===== Records for this task
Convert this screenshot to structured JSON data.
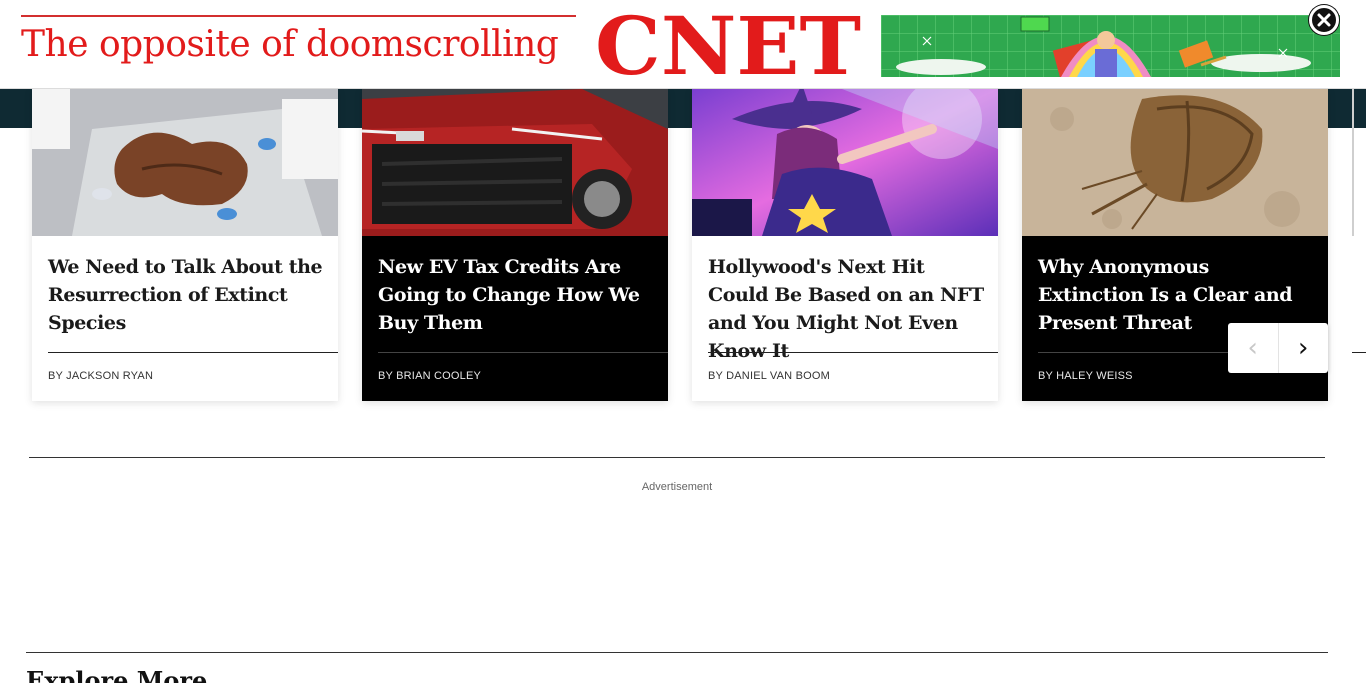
{
  "ad_banner": {
    "slogan": "The opposite of doomscrolling",
    "logo_text": "CNET",
    "close_icon": "close-icon",
    "colors": {
      "brand_red": "#e21b1b",
      "art_green": "#2fa84f"
    }
  },
  "carousel": {
    "cards": [
      {
        "title": "We Need to Talk About the Resurrection of Extinct Species",
        "byline": "BY JACKSON RYAN",
        "theme": "light"
      },
      {
        "title": "New EV Tax Credits Are Going to Change How We Buy Them",
        "byline": "BY BRIAN COOLEY",
        "theme": "dark"
      },
      {
        "title": "Hollywood's Next Hit Could Be Based on an NFT and You Might Not Even Know It",
        "byline": "BY DANIEL VAN BOOM",
        "theme": "light"
      },
      {
        "title": "Why Anonymous Extinction Is a Clear and Present Threat",
        "byline": "BY HALEY WEISS",
        "theme": "dark"
      }
    ],
    "nav": {
      "prev_icon": "‹",
      "next_icon": "›"
    }
  },
  "advertisement_label": "Advertisement",
  "explore": {
    "title": "Explore More"
  }
}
==========
* _What to do_: Every record above should come back exactly, but without its pictures.

* _Task response_:
Convert this screenshot to structured JSON data.
{
  "ad_banner": {
    "slogan": "The opposite of doomscrolling",
    "logo_text": "CNET",
    "close_icon": "close-icon",
    "colors": {
      "brand_red": "#e21b1b",
      "art_green": "#2fa84f"
    }
  },
  "carousel": {
    "cards": [
      {
        "title": "We Need to Talk About the Resurrection of Extinct Species",
        "byline": "BY JACKSON RYAN",
        "theme": "light"
      },
      {
        "title": "New EV Tax Credits Are Going to Change How We Buy Them",
        "byline": "BY BRIAN COOLEY",
        "theme": "dark"
      },
      {
        "title": "Hollywood's Next Hit Could Be Based on an NFT and You Might Not Even Know It",
        "byline": "BY DANIEL VAN BOOM",
        "theme": "light"
      },
      {
        "title": "Why Anonymous Extinction Is a Clear and Present Threat",
        "byline": "BY HALEY WEISS",
        "theme": "dark"
      }
    ],
    "nav": {
      "prev_icon": "‹",
      "next_icon": "›"
    }
  },
  "advertisement_label": "Advertisement",
  "explore": {
    "title": "Explore More"
  }
}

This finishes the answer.